◆ OBJECTIVE: Reproduce the lines below from the one that contains "Output the text content of this document." through the end, inclusive, and add nothing.

— Start of PROVIDED RECORDS —

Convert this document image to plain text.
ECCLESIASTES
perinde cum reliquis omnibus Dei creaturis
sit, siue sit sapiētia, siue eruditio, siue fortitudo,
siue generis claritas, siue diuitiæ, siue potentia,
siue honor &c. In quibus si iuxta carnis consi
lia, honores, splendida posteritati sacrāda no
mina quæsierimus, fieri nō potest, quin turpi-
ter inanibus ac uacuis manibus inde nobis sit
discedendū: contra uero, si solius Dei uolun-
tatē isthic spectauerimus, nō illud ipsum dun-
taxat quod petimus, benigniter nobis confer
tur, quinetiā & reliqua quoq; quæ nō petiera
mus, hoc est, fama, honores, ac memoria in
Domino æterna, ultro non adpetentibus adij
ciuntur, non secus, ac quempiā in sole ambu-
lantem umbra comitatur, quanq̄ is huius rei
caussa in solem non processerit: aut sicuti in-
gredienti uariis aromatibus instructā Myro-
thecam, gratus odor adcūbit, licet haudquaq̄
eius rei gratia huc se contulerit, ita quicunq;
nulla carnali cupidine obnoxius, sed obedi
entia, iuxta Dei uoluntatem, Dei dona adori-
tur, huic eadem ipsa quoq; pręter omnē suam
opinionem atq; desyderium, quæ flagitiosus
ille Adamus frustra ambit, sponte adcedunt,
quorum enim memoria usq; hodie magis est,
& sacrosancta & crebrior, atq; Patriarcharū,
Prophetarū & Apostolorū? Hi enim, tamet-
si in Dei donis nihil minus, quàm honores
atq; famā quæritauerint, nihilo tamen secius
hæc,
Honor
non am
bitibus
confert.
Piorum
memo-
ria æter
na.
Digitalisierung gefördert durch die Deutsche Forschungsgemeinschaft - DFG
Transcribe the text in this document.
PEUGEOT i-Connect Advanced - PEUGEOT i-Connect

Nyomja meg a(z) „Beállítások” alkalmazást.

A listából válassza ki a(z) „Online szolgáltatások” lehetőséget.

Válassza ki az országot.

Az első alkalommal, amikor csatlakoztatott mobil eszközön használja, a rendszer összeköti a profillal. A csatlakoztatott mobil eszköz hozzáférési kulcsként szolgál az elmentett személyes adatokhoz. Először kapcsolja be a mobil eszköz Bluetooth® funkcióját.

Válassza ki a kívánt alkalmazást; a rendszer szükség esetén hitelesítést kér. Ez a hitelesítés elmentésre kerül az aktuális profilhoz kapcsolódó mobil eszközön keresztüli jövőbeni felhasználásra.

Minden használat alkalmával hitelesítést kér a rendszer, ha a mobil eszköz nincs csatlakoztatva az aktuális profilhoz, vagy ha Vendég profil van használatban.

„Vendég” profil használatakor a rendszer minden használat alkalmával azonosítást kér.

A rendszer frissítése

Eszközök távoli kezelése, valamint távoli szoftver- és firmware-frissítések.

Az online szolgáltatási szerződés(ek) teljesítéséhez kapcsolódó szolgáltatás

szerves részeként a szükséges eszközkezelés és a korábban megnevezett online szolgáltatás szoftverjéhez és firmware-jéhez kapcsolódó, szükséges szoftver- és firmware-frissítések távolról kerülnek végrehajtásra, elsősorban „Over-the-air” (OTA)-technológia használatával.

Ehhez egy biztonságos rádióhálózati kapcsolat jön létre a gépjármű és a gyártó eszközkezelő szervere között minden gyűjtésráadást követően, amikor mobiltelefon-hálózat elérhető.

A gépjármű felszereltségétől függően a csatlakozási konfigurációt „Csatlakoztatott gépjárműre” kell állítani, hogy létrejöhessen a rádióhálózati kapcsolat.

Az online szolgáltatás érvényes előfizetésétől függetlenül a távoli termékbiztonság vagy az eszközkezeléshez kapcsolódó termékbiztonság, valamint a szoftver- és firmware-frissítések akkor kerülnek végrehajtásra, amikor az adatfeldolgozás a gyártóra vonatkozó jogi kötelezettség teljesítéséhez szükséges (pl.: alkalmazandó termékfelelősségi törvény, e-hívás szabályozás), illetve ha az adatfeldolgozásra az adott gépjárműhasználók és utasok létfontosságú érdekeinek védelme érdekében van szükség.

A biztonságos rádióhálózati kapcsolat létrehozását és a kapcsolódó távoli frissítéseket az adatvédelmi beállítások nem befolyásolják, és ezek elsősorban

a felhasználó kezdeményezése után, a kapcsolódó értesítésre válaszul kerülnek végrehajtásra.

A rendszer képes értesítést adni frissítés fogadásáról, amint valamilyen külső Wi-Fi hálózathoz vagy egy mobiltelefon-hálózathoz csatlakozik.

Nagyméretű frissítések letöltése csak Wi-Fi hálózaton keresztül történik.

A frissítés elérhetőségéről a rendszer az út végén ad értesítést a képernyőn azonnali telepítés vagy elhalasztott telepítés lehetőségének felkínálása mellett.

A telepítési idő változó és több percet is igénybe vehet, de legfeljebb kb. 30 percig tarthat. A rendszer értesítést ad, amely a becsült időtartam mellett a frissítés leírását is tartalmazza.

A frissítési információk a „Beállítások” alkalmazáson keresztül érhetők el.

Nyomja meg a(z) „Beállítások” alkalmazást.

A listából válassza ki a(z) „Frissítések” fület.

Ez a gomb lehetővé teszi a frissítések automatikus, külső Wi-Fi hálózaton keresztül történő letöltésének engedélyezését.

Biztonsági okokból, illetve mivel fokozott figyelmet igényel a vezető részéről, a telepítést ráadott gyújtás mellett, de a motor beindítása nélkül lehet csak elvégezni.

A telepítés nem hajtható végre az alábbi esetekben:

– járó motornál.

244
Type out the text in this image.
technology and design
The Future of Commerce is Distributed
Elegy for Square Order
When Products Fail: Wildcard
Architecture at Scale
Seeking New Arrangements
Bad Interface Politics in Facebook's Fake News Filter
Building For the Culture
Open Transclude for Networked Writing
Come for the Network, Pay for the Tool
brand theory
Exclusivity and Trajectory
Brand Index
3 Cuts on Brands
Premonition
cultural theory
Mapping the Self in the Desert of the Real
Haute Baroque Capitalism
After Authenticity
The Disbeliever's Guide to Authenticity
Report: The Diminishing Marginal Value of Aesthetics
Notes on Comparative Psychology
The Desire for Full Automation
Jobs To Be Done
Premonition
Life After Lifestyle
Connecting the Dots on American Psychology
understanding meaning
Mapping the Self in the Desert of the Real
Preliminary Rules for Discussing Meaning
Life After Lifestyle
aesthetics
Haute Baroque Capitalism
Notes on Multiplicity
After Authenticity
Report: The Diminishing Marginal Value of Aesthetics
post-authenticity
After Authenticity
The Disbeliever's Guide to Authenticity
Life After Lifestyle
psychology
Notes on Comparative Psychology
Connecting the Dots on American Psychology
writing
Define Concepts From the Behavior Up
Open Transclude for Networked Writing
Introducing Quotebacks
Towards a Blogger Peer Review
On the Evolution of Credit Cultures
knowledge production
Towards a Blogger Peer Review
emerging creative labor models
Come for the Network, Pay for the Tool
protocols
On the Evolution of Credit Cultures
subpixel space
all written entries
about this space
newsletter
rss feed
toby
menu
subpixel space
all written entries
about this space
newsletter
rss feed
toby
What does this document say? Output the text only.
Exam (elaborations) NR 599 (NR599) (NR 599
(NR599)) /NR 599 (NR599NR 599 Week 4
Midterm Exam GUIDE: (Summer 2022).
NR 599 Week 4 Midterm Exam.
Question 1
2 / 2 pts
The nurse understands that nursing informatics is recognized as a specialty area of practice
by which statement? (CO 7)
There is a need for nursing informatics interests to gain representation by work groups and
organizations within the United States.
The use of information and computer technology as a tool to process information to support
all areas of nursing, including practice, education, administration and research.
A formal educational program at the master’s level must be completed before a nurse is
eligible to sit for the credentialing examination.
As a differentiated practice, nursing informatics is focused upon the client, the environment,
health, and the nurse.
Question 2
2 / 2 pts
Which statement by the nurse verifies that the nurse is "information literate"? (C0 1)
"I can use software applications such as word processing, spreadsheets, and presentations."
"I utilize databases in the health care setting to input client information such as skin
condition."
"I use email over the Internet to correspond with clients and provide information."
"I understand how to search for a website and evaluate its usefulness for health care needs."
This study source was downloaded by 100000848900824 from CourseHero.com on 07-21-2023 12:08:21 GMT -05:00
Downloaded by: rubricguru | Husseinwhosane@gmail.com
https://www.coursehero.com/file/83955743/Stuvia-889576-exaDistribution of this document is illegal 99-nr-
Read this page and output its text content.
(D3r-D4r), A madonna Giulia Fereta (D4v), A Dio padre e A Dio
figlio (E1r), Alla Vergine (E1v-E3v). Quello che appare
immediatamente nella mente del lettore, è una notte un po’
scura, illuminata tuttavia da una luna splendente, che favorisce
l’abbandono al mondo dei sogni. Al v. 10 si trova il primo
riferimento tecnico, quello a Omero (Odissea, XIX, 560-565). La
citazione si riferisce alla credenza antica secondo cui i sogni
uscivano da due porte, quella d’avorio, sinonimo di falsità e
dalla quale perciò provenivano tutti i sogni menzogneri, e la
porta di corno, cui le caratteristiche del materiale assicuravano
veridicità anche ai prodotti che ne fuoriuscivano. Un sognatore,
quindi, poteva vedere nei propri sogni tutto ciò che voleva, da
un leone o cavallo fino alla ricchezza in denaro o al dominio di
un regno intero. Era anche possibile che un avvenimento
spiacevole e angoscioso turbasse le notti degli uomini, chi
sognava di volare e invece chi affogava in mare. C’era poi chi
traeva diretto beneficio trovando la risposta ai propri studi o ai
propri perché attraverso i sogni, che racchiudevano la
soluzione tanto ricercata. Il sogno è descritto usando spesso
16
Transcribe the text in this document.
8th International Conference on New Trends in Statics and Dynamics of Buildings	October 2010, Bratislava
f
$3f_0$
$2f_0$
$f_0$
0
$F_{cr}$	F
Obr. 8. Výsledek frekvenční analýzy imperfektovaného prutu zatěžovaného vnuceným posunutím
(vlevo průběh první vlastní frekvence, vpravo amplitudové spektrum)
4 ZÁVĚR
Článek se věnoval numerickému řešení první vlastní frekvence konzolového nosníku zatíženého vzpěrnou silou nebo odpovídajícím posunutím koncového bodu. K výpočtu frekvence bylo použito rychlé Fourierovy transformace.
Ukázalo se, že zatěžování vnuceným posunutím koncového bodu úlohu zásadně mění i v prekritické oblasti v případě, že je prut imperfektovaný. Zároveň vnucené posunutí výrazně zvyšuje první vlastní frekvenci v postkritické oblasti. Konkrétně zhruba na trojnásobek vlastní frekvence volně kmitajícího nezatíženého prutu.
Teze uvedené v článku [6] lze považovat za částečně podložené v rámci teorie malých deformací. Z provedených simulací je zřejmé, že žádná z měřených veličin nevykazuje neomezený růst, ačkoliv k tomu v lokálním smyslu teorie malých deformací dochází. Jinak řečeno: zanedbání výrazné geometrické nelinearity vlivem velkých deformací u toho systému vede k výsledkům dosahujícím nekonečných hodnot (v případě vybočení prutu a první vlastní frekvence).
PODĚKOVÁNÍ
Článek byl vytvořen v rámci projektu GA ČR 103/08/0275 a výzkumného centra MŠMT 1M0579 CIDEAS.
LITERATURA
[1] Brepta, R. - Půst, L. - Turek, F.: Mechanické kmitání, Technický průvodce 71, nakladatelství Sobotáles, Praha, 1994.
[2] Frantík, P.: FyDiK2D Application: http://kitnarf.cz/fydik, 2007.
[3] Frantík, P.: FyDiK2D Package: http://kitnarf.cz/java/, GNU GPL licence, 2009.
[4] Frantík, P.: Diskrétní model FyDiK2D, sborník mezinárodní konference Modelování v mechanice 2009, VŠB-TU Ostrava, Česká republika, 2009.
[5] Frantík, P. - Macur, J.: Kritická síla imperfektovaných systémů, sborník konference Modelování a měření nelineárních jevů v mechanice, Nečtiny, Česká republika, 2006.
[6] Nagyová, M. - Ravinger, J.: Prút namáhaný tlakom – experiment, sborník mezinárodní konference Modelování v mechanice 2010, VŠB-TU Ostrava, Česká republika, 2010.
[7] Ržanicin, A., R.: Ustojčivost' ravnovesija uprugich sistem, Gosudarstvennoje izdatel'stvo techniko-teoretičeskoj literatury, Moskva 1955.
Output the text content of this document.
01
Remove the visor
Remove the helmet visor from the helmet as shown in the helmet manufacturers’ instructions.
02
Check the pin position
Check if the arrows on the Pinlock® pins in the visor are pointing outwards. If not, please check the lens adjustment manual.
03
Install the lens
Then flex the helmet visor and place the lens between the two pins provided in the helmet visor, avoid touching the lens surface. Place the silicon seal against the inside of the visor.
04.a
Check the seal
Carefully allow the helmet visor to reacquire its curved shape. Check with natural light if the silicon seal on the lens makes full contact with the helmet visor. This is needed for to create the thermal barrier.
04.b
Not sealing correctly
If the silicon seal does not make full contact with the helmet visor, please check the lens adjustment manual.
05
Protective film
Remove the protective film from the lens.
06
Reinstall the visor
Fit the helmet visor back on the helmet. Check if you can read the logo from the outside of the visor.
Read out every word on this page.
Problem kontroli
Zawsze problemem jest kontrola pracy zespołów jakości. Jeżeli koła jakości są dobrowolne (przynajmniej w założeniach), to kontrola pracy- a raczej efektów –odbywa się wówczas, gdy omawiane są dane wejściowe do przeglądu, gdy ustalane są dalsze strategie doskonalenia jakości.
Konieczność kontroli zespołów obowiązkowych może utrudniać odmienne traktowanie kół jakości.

— End of PROVIDED RECORDS —

◆ ANSWER TO THIS PROBLEM:
Output the text content of this document.
01
Remove the visor
Remove the helmet visor from the helmet as shown in the helmet manufacturers’ instructions.
02
Check the pin position
Check if the arrows on the Pinlock® pins in the visor are pointing outwards. If not, please check the lens adjustment manual.
03
Install the lens
Then flex the helmet visor and place the lens between the two pins provided in the helmet visor, avoid touching the lens surface. Place the silicon seal against the inside of the visor.
04.a
Check the seal
Carefully allow the helmet visor to reacquire its curved shape. Check with natural light if the silicon seal on the lens makes full contact with the helmet visor. This is needed for to create the thermal barrier.
04.b
Not sealing correctly
If the silicon seal does not make full contact with the helmet visor, please check the lens adjustment manual.
05
Protective film
Remove the protective film from the lens.
06
Reinstall the visor
Fit the helmet visor back on the helmet. Check if you can read the logo from the outside of the visor.
Read out every word on this page.
Problem kontroli
Zawsze problemem jest kontrola pracy zespołów jakości. Jeżeli koła jakości są dobrowolne (przynajmniej w założeniach), to kontrola pracy- a raczej efektów –odbywa się wówczas, gdy omawiane są dane wejściowe do przeglądu, gdy ustalane są dalsze strategie doskonalenia jakości.
Konieczność kontroli zespołów obowiązkowych może utrudniać odmienne traktowanie kół jakości.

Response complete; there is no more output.